_SET TASK_
Could you reproduce the material word for word, from the line containing "candle-body — [535, 442, 538, 447]" up to and including the line containing "candle-body — [307, 540, 310, 575]"?

_RAW DATA_
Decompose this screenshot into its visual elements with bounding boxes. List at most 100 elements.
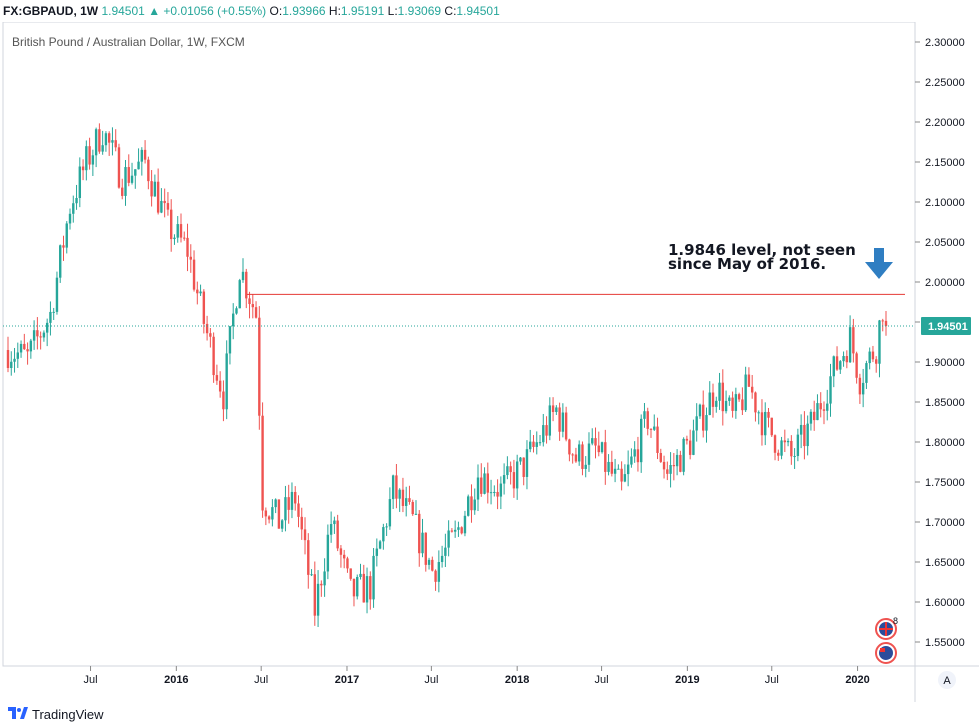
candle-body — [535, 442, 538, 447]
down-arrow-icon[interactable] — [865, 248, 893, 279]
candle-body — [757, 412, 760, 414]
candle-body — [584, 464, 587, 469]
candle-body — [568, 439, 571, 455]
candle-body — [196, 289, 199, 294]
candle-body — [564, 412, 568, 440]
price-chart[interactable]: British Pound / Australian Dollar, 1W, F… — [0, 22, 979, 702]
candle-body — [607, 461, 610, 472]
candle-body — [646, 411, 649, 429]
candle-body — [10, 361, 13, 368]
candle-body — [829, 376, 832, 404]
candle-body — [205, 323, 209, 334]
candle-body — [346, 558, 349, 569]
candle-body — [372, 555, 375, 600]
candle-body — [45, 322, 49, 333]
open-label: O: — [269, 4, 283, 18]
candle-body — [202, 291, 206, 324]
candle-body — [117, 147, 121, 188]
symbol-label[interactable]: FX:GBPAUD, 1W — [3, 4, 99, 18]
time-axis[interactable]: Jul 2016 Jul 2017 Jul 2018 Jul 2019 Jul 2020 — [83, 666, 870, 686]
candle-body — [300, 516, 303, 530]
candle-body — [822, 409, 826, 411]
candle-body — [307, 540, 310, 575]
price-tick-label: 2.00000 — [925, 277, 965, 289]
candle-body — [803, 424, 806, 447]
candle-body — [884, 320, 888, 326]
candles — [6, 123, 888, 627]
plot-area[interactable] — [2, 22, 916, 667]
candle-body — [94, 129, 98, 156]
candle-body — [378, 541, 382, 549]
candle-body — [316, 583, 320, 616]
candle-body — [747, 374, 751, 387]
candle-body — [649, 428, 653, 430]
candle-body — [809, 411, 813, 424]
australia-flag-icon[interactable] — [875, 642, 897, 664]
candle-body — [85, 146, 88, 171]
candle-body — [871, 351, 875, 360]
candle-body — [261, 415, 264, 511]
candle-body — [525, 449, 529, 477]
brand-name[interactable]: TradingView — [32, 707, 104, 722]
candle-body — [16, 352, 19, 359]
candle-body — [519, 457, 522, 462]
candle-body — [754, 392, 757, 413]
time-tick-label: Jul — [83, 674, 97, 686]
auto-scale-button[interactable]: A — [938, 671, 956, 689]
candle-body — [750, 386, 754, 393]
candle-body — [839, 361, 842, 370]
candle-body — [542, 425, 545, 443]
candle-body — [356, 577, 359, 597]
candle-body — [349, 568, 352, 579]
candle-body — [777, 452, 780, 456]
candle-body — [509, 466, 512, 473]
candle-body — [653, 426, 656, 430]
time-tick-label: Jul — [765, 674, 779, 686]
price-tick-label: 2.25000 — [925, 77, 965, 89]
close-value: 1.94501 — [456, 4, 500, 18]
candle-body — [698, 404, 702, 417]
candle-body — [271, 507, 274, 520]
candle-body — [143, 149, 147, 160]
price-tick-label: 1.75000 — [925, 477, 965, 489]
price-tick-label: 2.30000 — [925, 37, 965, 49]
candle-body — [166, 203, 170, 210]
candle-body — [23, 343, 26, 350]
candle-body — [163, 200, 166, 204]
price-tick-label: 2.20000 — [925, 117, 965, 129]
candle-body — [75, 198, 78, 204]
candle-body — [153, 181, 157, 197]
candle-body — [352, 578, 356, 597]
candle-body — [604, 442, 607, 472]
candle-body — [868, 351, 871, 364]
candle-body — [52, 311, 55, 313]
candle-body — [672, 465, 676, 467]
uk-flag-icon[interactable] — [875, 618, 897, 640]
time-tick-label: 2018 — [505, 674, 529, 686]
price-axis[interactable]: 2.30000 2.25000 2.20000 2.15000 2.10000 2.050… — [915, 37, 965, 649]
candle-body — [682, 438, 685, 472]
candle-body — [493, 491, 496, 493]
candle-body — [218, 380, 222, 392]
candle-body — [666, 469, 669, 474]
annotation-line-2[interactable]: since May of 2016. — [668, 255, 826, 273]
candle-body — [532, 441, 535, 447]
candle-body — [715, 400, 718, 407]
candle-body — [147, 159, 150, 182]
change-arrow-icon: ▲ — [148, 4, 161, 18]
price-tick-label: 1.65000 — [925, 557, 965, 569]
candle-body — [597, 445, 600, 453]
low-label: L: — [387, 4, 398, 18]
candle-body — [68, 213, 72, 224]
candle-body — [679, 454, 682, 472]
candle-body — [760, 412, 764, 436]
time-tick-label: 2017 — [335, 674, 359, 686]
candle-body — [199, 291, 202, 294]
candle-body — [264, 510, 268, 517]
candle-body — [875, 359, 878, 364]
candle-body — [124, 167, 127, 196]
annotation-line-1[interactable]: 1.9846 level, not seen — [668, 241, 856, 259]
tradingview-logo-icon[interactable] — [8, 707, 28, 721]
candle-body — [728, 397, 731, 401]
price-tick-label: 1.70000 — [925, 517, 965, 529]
--
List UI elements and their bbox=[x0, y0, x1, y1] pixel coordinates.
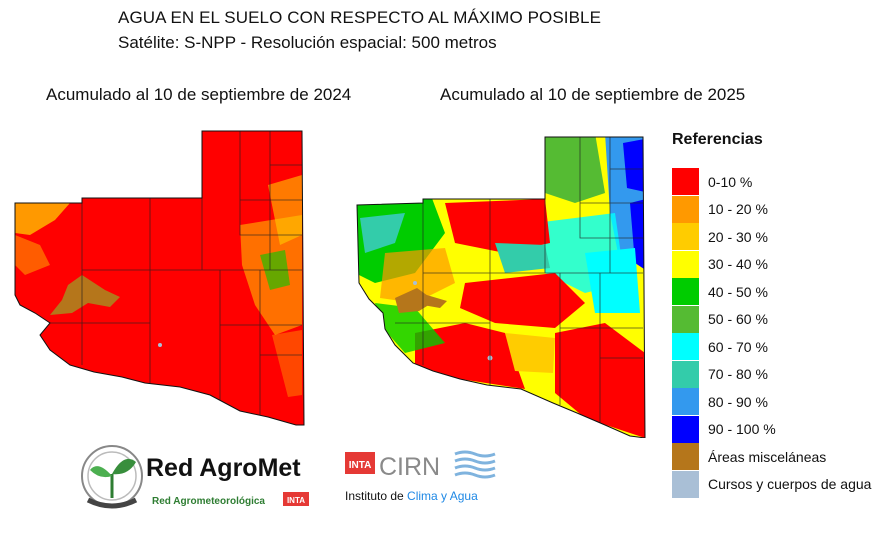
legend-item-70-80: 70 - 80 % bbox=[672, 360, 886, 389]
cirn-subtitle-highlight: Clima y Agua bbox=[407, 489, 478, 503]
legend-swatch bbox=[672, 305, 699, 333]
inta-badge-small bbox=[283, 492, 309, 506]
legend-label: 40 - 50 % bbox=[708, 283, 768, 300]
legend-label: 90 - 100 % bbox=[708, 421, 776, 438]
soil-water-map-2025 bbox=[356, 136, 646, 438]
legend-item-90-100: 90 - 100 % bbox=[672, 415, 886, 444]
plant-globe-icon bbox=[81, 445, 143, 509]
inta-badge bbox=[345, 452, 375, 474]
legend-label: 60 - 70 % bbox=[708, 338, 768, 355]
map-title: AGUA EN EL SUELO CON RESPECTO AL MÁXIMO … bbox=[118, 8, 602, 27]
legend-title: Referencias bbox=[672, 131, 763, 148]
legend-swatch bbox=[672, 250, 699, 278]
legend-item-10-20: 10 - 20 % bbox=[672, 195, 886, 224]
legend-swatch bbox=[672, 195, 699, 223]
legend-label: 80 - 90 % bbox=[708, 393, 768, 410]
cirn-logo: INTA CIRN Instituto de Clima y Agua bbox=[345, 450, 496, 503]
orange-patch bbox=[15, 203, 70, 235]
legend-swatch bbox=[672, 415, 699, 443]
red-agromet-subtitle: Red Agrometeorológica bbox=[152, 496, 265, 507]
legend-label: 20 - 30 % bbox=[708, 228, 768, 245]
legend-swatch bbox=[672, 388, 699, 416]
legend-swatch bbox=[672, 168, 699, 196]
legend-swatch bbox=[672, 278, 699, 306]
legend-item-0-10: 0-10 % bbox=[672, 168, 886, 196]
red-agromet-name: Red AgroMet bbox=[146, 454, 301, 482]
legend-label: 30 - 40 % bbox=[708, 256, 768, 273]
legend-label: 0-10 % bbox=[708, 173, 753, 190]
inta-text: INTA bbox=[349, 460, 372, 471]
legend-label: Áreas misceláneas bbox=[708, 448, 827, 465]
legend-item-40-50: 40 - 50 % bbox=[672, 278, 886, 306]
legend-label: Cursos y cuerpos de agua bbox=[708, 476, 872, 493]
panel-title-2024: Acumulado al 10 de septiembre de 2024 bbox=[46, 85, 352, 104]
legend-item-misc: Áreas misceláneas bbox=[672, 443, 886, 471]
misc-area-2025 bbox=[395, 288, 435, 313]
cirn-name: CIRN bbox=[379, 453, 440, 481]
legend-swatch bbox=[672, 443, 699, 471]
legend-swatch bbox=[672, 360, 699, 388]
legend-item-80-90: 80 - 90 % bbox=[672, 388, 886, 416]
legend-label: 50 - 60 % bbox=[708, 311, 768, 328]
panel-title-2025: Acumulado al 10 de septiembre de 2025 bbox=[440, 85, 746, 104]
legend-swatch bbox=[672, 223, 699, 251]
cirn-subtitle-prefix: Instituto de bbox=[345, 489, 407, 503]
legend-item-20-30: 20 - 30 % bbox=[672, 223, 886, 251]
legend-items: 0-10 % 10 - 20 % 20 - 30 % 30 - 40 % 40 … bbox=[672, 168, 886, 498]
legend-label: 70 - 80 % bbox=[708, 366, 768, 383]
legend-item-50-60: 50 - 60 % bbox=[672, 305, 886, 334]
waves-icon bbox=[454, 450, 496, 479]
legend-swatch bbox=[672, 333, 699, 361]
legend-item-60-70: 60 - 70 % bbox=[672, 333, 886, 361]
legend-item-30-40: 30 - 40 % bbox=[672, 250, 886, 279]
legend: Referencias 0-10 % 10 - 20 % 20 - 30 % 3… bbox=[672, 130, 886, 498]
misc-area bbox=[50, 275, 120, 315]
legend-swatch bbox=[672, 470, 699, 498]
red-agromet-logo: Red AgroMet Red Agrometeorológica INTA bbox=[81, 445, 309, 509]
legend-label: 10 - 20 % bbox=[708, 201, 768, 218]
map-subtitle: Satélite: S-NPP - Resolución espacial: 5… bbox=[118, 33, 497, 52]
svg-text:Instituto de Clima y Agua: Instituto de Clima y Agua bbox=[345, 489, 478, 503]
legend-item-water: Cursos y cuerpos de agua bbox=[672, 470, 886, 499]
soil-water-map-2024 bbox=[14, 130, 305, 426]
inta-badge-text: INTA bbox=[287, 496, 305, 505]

_OUTPUT FOR THIS EXERCISE_
candle-body — [535, 442, 538, 447]
down-arrow-icon[interactable] — [865, 248, 893, 279]
candle-body — [757, 412, 760, 414]
candle-body — [584, 464, 587, 469]
candle-body — [568, 439, 571, 455]
candle-body — [196, 289, 199, 294]
candle-body — [564, 412, 568, 440]
price-chart[interactable]: British Pound / Australian Dollar, 1W, F… — [0, 22, 979, 702]
candle-body — [607, 461, 610, 472]
candle-body — [646, 411, 649, 429]
candle-body — [10, 361, 13, 368]
candle-body — [829, 376, 832, 404]
candle-body — [205, 323, 209, 334]
candle-body — [346, 558, 349, 569]
candle-body — [372, 555, 375, 600]
candle-body — [45, 322, 49, 333]
open-label: O: — [269, 4, 283, 18]
candle-body — [202, 291, 206, 324]
candle-body — [117, 147, 121, 188]
symbol-label[interactable]: FX:GBPAUD, 1W — [3, 4, 99, 18]
time-axis[interactable]: Jul 2016 Jul 2017 Jul 2018 Jul 2019 Jul 2020 — [83, 666, 870, 686]
candle-body — [300, 516, 303, 530]
candle-body — [822, 409, 826, 411]
candle-body — [307, 540, 310, 575]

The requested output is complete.